Rows from a figure dataset

— Begin —

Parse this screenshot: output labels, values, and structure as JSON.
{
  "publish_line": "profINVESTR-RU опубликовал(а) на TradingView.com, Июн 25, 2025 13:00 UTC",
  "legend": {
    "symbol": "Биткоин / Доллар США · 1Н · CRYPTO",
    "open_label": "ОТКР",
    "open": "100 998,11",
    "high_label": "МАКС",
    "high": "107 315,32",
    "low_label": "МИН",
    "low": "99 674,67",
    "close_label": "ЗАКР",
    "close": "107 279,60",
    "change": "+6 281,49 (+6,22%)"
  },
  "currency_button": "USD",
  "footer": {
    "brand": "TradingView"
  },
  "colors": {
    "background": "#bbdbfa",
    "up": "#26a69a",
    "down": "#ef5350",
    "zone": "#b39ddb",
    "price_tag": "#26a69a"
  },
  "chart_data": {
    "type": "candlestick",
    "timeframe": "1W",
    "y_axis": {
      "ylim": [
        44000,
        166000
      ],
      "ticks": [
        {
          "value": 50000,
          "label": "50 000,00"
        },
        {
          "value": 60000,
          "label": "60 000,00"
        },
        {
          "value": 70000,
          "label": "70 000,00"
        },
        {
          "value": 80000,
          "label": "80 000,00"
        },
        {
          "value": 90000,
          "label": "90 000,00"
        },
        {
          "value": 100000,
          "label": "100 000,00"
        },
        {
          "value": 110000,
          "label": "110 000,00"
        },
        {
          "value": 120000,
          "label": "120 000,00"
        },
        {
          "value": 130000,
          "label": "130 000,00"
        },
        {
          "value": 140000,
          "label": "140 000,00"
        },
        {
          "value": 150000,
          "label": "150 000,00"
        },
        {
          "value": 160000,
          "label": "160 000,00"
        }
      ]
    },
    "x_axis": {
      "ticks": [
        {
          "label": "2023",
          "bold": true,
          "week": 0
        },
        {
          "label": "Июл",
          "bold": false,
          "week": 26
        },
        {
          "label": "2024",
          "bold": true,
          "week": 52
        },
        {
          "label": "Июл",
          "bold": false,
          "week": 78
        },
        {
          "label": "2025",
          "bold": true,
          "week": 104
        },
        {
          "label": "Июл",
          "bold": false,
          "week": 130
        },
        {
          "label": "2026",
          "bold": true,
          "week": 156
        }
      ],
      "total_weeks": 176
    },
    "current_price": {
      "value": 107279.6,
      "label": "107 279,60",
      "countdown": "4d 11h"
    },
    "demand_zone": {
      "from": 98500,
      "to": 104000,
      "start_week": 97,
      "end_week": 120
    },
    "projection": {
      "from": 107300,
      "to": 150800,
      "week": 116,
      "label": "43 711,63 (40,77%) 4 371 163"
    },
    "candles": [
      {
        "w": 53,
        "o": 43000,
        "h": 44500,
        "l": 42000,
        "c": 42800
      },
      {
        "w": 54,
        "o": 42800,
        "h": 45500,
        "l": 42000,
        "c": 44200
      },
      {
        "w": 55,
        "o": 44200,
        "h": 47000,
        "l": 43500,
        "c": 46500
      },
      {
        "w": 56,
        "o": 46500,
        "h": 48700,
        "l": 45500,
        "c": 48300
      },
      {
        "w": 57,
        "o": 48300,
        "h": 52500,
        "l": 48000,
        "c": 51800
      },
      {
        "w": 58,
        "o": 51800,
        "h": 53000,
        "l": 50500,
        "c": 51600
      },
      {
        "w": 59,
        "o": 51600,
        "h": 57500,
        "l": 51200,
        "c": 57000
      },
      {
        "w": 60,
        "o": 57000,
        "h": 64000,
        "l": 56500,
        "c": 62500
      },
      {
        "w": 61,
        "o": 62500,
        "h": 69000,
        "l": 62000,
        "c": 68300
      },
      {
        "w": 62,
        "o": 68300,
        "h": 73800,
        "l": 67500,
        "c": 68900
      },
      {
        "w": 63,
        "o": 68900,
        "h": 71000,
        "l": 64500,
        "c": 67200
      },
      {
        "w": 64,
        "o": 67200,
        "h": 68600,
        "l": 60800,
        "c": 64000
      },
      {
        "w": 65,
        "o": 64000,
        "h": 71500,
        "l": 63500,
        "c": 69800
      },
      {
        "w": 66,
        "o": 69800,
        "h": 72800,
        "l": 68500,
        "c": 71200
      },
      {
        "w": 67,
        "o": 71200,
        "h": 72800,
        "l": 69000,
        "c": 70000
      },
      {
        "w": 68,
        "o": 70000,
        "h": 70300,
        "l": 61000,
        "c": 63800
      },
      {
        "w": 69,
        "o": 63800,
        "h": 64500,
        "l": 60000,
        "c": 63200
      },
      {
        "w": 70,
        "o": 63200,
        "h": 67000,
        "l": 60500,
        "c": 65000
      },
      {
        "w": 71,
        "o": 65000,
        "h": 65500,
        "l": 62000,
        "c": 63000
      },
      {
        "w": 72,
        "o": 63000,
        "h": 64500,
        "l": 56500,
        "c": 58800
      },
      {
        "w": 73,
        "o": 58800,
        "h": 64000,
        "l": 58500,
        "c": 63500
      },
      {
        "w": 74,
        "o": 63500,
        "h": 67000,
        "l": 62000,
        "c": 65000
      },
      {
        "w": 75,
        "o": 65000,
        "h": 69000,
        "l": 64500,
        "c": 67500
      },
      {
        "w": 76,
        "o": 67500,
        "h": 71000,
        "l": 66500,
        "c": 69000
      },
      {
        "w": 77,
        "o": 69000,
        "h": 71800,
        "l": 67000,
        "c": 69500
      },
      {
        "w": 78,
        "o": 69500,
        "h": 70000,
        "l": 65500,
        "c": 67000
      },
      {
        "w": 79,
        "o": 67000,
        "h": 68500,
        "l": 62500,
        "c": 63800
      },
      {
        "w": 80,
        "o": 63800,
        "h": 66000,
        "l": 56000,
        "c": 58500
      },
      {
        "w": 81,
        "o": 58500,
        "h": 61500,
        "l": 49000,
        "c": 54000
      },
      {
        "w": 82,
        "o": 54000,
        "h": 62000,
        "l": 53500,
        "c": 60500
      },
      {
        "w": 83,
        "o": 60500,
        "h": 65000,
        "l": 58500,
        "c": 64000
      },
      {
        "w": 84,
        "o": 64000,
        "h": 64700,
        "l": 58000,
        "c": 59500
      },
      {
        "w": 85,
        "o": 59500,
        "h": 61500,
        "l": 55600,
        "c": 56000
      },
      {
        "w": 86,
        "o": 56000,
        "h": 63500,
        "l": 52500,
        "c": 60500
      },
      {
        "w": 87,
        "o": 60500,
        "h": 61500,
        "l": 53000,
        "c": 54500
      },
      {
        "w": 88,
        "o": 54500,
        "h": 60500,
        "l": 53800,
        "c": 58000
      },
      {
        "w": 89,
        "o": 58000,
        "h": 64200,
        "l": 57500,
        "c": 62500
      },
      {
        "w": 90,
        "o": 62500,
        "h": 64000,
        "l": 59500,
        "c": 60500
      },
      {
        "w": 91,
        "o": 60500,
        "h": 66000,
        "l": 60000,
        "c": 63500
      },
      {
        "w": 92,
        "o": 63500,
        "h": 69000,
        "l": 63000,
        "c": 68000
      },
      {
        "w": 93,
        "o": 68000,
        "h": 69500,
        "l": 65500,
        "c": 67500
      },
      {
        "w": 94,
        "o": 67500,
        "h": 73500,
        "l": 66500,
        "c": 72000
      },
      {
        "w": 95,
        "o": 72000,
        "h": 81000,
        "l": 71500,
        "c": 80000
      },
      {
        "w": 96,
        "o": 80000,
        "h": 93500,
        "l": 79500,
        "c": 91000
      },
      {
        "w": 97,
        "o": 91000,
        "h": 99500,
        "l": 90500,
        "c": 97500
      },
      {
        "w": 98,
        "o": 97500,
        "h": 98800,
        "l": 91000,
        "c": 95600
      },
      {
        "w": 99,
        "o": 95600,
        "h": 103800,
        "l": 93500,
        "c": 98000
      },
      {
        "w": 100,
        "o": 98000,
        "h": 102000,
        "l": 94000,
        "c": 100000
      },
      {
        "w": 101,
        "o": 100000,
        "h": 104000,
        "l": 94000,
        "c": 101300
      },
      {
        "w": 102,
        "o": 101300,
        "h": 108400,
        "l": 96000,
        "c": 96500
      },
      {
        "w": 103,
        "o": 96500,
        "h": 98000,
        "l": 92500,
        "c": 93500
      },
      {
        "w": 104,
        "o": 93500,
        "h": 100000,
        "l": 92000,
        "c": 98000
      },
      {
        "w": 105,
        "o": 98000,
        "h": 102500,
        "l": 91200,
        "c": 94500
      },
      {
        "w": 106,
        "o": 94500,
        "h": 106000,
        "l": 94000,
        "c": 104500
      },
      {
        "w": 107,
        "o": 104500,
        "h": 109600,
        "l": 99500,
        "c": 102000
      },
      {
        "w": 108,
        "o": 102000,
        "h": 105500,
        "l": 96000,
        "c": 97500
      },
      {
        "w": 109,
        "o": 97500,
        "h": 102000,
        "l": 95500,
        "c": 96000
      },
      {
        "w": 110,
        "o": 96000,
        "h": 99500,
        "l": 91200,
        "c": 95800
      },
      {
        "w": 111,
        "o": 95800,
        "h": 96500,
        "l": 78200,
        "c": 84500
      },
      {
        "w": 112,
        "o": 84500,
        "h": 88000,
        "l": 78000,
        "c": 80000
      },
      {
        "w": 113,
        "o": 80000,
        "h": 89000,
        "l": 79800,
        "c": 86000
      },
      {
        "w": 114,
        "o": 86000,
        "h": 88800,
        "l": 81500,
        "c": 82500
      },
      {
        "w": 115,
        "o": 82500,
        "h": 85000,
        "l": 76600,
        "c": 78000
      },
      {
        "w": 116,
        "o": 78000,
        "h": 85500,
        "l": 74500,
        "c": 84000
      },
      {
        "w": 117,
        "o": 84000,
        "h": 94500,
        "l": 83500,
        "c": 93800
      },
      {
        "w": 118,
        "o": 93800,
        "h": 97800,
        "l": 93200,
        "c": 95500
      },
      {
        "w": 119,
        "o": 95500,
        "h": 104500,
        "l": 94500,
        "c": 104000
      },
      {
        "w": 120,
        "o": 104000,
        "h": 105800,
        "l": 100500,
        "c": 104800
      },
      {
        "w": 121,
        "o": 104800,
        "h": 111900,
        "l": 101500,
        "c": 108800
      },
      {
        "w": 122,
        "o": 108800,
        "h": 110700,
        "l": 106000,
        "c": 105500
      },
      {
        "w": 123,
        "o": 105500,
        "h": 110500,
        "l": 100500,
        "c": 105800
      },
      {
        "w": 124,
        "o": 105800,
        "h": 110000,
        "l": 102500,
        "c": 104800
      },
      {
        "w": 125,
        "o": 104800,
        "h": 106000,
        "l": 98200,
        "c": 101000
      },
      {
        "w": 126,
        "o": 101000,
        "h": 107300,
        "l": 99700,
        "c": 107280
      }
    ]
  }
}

— End —

What you should do »
Gather each line holding the string "TradingView".

Exercise response »
  "publish_line": "profINVESTR-RU опубликовал(а) на TradingView.com, Июн 25, 2025 13:00 UTC",
    "brand": "TradingView"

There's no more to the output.